Do this: Say whether each statement below agrees with the Kashmir article, answering yes or no and quoting the words of the article that decide it. 1. Manmohan Singh spoke on Kashmir only after two months of bloodshed. 2. The eruption of militancy is dated to 1999. 3. The state has so far met the protests with dialogue rather than force.

Article:
◆ ◆ ◆ ◆ ◆

Kashmir: Anatomy of Resistance

[Kashmir is in tumult again. The simmering embers of people's anger at the decades of betrayal of promises and mockery of democracy by New Delhi needed only the spark of brutal CRPF firing on teenagers and children in street protests to ignite it into a raging fire.
The response from the UPA Government has once again been delay and duplicity. PM Manmohan Singh broke his silence on Kashmir after two months of bloodletting on the streets. But he made the same tired announcements of various economic packages – while making any discussion of political autonomy contingent on a 'consensus.'
Meanwhile the street protests continue. Why are the Valley's youth picking up stones? What is bringing the women pouring out on to the streets? The articles below are attempts to make sense of what is going on in Kashmir today. – Ed/.]

The Politics of Protest in Kashmir
Najeeb Mubarki

The Palestinian poet Mahmoud Darwish once said that the Palestine-Israel conflict was also important in what it revealed about Israeli society, about what Zionism had done to the Jewish psyche. It is, without doubt, in times of extreme stress and conflict that a people, a nation, or just even a political system, both manifests its deepest urges, its driving forces, and its core aspirations.
Taking that piece of historical wisdom, the current strife in Kashmir is, at heart, also about the battle over the content and essence of Indian polity and democracy. Without much hyperbole, India is facing an uprising in Kashmir. Or, at least, the latest outburst in Kashmir’s contemporary narrative of rage and resistance.
And, like before, like always, the state has so far responded with brute force. The sole departure from the past being that both the sheer intensity of the protests and the exceptional brutality of the response — given that it is mostly children and teenagers who have been gunned down — seems to have taken even certain sections within Indian society by surprise.
The big question, however, is whether New Delhi realises that something new, a potent political challenge, has arisen in Kashmir, and whether the response now will be political or, in continuing mutilation of Indian democratic principles, purely based on disciplining and punishing Kashmiris.
For that, in effect, is what the situation is on the ground. If one were to take the eruption of the militancy in 1989 as the starting point, through the years of the armed forces re-establishing and asserting their supremacy, and the gradual shifting of Kashmiri resistance on to a political terrain, New Delhi’s overall response could well be termed one of the longest pacification campaigns of the century.
But that has certainly not lessened the political reality, the political problem, which lies at the heart of the Kashmir issue and is one of the main reasons for the emergence of the phenomenon of an intifada-like situation in the Valley. Indeed, recent events have highlighted the limitations and sheer myopia of total and utter reliance on force to deal with protests in Kashmir.

◆ ◆ ◆ ◆ ◆

Record excerpts:
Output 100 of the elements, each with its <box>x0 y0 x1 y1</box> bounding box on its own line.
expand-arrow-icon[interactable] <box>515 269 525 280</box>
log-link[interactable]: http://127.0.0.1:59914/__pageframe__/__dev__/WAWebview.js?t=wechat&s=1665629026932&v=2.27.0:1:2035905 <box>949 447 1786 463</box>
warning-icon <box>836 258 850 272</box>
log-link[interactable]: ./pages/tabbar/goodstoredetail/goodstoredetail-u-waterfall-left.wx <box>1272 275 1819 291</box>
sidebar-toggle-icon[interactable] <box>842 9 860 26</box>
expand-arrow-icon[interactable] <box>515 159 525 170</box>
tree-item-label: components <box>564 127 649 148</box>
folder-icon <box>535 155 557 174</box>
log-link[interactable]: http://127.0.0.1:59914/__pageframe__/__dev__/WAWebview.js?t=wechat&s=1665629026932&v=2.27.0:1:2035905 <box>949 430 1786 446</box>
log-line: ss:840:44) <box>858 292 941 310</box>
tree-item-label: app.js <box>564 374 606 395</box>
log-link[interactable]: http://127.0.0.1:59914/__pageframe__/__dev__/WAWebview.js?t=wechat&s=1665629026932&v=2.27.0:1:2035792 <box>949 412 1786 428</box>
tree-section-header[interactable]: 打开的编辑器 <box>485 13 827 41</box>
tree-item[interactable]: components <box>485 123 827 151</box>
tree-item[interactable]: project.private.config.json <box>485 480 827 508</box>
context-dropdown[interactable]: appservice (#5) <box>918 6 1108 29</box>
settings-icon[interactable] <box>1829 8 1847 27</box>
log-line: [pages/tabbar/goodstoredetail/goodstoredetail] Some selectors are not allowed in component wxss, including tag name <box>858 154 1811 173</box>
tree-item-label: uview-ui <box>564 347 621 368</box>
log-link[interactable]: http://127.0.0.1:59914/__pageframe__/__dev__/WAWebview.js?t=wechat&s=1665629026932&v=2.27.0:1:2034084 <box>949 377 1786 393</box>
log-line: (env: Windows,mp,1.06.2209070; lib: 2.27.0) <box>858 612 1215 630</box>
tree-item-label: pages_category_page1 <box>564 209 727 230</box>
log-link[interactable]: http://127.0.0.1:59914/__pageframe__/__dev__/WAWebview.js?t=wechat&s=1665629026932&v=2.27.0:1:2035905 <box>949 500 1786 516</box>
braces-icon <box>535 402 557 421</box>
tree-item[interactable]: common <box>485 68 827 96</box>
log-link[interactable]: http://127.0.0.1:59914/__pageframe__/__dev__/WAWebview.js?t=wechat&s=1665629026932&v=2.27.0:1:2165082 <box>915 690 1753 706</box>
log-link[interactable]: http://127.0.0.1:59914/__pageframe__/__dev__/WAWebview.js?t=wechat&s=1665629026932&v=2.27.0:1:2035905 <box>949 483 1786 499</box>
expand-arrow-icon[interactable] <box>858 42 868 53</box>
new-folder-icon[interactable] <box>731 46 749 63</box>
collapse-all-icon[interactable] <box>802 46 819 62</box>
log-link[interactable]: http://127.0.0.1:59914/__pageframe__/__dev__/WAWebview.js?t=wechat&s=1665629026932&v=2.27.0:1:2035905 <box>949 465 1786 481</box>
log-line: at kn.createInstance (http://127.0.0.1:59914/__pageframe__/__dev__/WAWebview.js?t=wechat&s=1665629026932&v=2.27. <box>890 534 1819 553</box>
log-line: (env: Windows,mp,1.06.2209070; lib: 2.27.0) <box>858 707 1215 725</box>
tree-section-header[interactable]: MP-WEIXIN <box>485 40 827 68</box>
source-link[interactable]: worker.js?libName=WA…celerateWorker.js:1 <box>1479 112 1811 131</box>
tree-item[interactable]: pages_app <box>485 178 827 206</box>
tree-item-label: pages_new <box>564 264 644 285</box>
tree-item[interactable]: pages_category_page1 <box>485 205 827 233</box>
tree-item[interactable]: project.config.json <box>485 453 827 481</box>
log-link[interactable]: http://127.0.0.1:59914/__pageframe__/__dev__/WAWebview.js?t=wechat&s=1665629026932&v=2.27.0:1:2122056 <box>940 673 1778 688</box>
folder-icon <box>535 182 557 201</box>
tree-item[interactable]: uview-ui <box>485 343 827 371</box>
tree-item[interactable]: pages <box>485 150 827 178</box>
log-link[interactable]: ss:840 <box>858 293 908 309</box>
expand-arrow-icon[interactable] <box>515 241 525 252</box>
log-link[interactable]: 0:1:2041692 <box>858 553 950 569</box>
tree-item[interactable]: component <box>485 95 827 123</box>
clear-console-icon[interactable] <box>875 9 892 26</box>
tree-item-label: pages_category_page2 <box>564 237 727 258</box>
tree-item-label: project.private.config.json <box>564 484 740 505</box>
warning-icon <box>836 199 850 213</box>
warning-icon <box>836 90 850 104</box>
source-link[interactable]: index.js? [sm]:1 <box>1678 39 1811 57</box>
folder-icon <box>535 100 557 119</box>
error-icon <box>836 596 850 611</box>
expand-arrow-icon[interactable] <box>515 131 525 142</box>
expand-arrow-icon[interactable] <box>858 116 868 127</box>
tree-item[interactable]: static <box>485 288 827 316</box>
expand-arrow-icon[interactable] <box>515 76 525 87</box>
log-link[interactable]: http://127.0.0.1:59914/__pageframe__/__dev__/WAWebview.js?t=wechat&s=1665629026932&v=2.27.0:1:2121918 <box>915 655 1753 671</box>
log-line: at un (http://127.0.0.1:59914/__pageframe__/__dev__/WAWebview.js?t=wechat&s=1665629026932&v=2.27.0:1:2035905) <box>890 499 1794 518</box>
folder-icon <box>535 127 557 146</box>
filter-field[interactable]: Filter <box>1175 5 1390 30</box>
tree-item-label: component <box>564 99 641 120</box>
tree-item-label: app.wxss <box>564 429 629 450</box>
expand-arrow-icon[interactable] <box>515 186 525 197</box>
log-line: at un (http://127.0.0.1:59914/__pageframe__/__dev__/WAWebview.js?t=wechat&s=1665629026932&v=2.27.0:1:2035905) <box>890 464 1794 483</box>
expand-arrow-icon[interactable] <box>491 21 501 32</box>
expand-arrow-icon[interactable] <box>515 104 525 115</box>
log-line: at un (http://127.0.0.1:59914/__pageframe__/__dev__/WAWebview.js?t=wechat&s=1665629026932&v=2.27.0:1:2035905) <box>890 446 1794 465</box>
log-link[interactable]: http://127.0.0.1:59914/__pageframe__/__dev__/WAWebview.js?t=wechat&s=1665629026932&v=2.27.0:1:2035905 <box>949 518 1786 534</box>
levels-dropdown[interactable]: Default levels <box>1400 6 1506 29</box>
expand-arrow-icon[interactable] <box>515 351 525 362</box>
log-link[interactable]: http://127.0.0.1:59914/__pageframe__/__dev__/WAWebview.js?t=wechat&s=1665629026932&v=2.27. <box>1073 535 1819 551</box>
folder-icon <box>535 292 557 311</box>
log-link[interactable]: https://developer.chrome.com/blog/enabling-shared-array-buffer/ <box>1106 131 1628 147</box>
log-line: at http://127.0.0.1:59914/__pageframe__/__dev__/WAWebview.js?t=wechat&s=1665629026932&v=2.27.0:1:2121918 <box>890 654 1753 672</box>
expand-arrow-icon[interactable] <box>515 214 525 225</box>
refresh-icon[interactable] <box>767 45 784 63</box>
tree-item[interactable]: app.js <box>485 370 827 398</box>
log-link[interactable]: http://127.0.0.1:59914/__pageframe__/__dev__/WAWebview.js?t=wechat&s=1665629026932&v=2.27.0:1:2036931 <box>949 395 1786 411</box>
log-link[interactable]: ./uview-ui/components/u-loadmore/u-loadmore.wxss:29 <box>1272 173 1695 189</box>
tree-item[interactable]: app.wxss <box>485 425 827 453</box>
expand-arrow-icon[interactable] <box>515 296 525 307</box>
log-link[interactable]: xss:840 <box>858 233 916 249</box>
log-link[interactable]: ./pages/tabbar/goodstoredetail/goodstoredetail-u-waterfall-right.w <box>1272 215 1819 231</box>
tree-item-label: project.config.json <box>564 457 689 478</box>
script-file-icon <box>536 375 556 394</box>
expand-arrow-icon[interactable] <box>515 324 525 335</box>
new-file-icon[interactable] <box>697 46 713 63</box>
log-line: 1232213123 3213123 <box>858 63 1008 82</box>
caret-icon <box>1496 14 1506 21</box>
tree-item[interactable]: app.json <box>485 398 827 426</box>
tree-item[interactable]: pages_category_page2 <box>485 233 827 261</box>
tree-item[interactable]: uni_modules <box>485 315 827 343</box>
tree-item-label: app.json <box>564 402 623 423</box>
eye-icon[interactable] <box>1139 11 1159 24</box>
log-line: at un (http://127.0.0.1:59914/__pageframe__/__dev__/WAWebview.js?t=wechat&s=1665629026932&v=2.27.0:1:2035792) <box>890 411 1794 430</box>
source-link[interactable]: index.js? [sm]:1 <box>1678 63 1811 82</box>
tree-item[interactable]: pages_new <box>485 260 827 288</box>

◆ ◆ ◆ ◆ ◆

Completed task:
1. Yes: "PM Manmohan Singh broke his silence on Kashmir after two months of bloodletting on the streets."
2. No: "If one were to take the eruption of the militancy in 1989 as the starting point"
3. No: "the state has so far responded with brute force."